▶ Set task: Write each line exactly, from the line that holds "Transcribe the text in this document." through the final line of the material, and no other line.

▶ Data section:

————————

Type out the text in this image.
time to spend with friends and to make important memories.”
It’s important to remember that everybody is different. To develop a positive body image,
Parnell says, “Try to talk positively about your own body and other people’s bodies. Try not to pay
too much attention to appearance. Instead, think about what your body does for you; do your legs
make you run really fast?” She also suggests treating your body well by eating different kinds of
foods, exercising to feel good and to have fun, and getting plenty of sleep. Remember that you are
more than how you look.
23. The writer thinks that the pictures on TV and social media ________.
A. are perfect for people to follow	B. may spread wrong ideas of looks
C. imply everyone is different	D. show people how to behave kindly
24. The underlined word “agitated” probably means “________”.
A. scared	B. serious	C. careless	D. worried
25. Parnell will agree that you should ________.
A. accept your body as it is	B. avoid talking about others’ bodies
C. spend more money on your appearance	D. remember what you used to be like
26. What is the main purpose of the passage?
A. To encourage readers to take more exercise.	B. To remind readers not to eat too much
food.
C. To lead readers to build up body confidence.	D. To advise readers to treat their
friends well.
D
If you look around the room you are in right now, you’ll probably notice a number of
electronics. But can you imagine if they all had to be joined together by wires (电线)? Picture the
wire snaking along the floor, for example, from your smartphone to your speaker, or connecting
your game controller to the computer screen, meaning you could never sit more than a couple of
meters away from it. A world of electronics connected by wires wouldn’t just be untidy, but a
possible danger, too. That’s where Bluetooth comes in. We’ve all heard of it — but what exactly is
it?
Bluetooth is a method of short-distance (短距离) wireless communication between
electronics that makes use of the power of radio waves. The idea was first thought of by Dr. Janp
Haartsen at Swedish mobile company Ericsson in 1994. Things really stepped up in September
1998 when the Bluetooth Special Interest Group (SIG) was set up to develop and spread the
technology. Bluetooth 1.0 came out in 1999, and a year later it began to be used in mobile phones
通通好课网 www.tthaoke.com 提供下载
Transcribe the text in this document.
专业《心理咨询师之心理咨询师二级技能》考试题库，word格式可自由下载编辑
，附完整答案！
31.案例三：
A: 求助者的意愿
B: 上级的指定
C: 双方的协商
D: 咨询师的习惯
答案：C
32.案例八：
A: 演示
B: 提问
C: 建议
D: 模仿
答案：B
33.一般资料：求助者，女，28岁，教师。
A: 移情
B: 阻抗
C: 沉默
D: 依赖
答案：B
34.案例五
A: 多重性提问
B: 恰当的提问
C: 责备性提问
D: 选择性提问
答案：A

————————

▶ Solution for this exercise:
Transcribe the text in this document.
专业《心理咨询师之心理咨询师二级技能》考试题库，word格式可自由下载编辑
，附完整答案！
31.案例三：
A: 求助者的意愿
B: 上级的指定
C: 双方的协商
D: 咨询师的习惯
答案：C
32.案例八：
A: 演示
B: 提问
C: 建议
D: 模仿
答案：B
33.一般资料：求助者，女，28岁，教师。
A: 移情
B: 阻抗
C: 沉默
D: 依赖
答案：B
34.案例五
A: 多重性提问
B: 恰当的提问
C: 责备性提问
D: 选择性提问
答案：A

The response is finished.